Figure dataset records:

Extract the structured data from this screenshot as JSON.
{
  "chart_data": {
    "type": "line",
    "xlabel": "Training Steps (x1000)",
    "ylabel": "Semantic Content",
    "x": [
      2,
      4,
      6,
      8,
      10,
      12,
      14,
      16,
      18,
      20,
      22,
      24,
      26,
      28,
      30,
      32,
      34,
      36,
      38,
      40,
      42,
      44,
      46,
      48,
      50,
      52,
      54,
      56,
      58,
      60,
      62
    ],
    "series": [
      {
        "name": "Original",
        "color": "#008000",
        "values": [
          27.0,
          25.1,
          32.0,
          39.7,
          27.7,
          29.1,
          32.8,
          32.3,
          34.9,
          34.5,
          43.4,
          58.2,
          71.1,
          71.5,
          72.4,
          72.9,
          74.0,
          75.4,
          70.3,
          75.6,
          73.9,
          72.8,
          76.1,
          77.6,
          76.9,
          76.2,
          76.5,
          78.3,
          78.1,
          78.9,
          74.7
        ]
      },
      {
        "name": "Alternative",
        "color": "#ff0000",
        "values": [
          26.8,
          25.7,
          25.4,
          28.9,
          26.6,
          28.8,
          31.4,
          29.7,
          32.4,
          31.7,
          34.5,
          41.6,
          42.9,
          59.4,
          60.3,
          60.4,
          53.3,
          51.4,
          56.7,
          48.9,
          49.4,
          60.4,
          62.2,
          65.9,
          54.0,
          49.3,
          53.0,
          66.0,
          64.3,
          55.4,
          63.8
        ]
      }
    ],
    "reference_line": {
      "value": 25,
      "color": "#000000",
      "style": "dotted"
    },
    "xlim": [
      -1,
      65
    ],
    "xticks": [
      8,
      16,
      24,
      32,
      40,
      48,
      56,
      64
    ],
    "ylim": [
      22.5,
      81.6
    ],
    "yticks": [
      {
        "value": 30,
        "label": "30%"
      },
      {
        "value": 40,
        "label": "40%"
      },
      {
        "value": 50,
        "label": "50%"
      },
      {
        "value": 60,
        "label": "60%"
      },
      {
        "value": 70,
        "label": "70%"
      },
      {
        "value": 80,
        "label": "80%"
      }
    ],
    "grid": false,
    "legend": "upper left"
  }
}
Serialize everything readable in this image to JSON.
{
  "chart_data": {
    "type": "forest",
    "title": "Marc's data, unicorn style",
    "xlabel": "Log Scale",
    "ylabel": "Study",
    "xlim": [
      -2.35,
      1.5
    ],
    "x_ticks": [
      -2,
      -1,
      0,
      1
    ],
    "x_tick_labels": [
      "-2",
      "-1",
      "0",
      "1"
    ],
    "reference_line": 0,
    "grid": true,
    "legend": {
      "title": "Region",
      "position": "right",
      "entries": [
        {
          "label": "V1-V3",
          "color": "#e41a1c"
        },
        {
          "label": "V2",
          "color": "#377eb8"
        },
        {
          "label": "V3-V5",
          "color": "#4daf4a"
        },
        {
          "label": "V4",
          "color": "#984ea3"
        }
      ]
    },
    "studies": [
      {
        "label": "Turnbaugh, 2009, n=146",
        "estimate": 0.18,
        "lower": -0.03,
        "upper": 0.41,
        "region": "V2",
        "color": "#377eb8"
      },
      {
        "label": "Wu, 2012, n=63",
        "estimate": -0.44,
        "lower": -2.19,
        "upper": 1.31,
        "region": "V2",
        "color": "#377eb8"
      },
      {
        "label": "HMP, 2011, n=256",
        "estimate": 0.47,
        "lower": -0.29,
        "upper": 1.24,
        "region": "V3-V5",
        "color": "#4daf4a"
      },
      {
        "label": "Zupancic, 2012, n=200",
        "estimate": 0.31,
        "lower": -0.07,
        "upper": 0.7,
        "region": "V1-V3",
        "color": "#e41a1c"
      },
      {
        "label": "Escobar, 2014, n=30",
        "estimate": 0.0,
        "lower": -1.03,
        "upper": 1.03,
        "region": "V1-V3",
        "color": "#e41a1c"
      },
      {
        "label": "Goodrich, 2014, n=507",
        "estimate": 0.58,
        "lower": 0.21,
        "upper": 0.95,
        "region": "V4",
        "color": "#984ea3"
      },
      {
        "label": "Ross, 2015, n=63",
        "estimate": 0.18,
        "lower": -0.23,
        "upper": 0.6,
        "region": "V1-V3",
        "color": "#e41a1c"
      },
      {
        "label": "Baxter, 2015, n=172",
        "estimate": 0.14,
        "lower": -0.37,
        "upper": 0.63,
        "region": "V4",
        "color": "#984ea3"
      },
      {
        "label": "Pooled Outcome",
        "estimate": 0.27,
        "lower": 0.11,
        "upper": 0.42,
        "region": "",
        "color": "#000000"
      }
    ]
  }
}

WHAT IS ASKED: Hand back the material above in full, exactly as written.

OUTPUT:
Extract the structured data from this screenshot as JSON.
{
  "chart_data": {
    "type": "line",
    "xlabel": "Training Steps (x1000)",
    "ylabel": "Semantic Content",
    "x": [
      2,
      4,
      6,
      8,
      10,
      12,
      14,
      16,
      18,
      20,
      22,
      24,
      26,
      28,
      30,
      32,
      34,
      36,
      38,
      40,
      42,
      44,
      46,
      48,
      50,
      52,
      54,
      56,
      58,
      60,
      62
    ],
    "series": [
      {
        "name": "Original",
        "color": "#008000",
        "values": [
          27.0,
          25.1,
          32.0,
          39.7,
          27.7,
          29.1,
          32.8,
          32.3,
          34.9,
          34.5,
          43.4,
          58.2,
          71.1,
          71.5,
          72.4,
          72.9,
          74.0,
          75.4,
          70.3,
          75.6,
          73.9,
          72.8,
          76.1,
          77.6,
          76.9,
          76.2,
          76.5,
          78.3,
          78.1,
          78.9,
          74.7
        ]
      },
      {
        "name": "Alternative",
        "color": "#ff0000",
        "values": [
          26.8,
          25.7,
          25.4,
          28.9,
          26.6,
          28.8,
          31.4,
          29.7,
          32.4,
          31.7,
          34.5,
          41.6,
          42.9,
          59.4,
          60.3,
          60.4,
          53.3,
          51.4,
          56.7,
          48.9,
          49.4,
          60.4,
          62.2,
          65.9,
          54.0,
          49.3,
          53.0,
          66.0,
          64.3,
          55.4,
          63.8
        ]
      }
    ],
    "reference_line": {
      "value": 25,
      "color": "#000000",
      "style": "dotted"
    },
    "xlim": [
      -1,
      65
    ],
    "xticks": [
      8,
      16,
      24,
      32,
      40,
      48,
      56,
      64
    ],
    "ylim": [
      22.5,
      81.6
    ],
    "yticks": [
      {
        "value": 30,
        "label": "30%"
      },
      {
        "value": 40,
        "label": "40%"
      },
      {
        "value": 50,
        "label": "50%"
      },
      {
        "value": 60,
        "label": "60%"
      },
      {
        "value": 70,
        "label": "70%"
      },
      {
        "value": 80,
        "label": "80%"
      }
    ],
    "grid": false,
    "legend": "upper left"
  }
}
Serialize everything readable in this image to JSON.
{
  "chart_data": {
    "type": "forest",
    "title": "Marc's data, unicorn style",
    "xlabel": "Log Scale",
    "ylabel": "Study",
    "xlim": [
      -2.35,
      1.5
    ],
    "x_ticks": [
      -2,
      -1,
      0,
      1
    ],
    "x_tick_labels": [
      "-2",
      "-1",
      "0",
      "1"
    ],
    "reference_line": 0,
    "grid": true,
    "legend": {
      "title": "Region",
      "position": "right",
      "entries": [
        {
          "label": "V1-V3",
          "color": "#e41a1c"
        },
        {
          "label": "V2",
          "color": "#377eb8"
        },
        {
          "label": "V3-V5",
          "color": "#4daf4a"
        },
        {
          "label": "V4",
          "color": "#984ea3"
        }
      ]
    },
    "studies": [
      {
        "label": "Turnbaugh, 2009, n=146",
        "estimate": 0.18,
        "lower": -0.03,
        "upper": 0.41,
        "region": "V2",
        "color": "#377eb8"
      },
      {
        "label": "Wu, 2012, n=63",
        "estimate": -0.44,
        "lower": -2.19,
        "upper": 1.31,
        "region": "V2",
        "color": "#377eb8"
      },
      {
        "label": "HMP, 2011, n=256",
        "estimate": 0.47,
        "lower": -0.29,
        "upper": 1.24,
        "region": "V3-V5",
        "color": "#4daf4a"
      },
      {
        "label": "Zupancic, 2012, n=200",
        "estimate": 0.31,
        "lower": -0.07,
        "upper": 0.7,
        "region": "V1-V3",
        "color": "#e41a1c"
      },
      {
        "label": "Escobar, 2014, n=30",
        "estimate": 0.0,
        "lower": -1.03,
        "upper": 1.03,
        "region": "V1-V3",
        "color": "#e41a1c"
      },
      {
        "label": "Goodrich, 2014, n=507",
        "estimate": 0.58,
        "lower": 0.21,
        "upper": 0.95,
        "region": "V4",
        "color": "#984ea3"
      },
      {
        "label": "Ross, 2015, n=63",
        "estimate": 0.18,
        "lower": -0.23,
        "upper": 0.6,
        "region": "V1-V3",
        "color": "#e41a1c"
      },
      {
        "label": "Baxter, 2015, n=172",
        "estimate": 0.14,
        "lower": -0.37,
        "upper": 0.63,
        "region": "V4",
        "color": "#984ea3"
      },
      {
        "label": "Pooled Outcome",
        "estimate": 0.27,
        "lower": 0.11,
        "upper": 0.42,
        "region": "",
        "color": "#000000"
      }
    ]
  }
}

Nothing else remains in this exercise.